Source records:
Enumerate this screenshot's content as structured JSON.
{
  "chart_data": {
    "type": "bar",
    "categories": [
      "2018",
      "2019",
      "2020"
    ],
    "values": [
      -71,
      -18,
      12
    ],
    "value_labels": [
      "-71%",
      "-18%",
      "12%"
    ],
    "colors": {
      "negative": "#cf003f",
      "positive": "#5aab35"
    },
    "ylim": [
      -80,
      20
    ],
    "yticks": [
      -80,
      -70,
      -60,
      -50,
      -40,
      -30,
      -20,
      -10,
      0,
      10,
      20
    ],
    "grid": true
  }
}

Set task: Transcribe the material above in its entirety. Match it exactly.

Answer for the task:
Enumerate this screenshot's content as structured JSON.
{
  "chart_data": {
    "type": "bar",
    "categories": [
      "2018",
      "2019",
      "2020"
    ],
    "values": [
      -71,
      -18,
      12
    ],
    "value_labels": [
      "-71%",
      "-18%",
      "12%"
    ],
    "colors": {
      "negative": "#cf003f",
      "positive": "#5aab35"
    },
    "ylim": [
      -80,
      20
    ],
    "yticks": [
      -80,
      -70,
      -60,
      -50,
      -40,
      -30,
      -20,
      -10,
      0,
      10,
      20
    ],
    "grid": true
  }
}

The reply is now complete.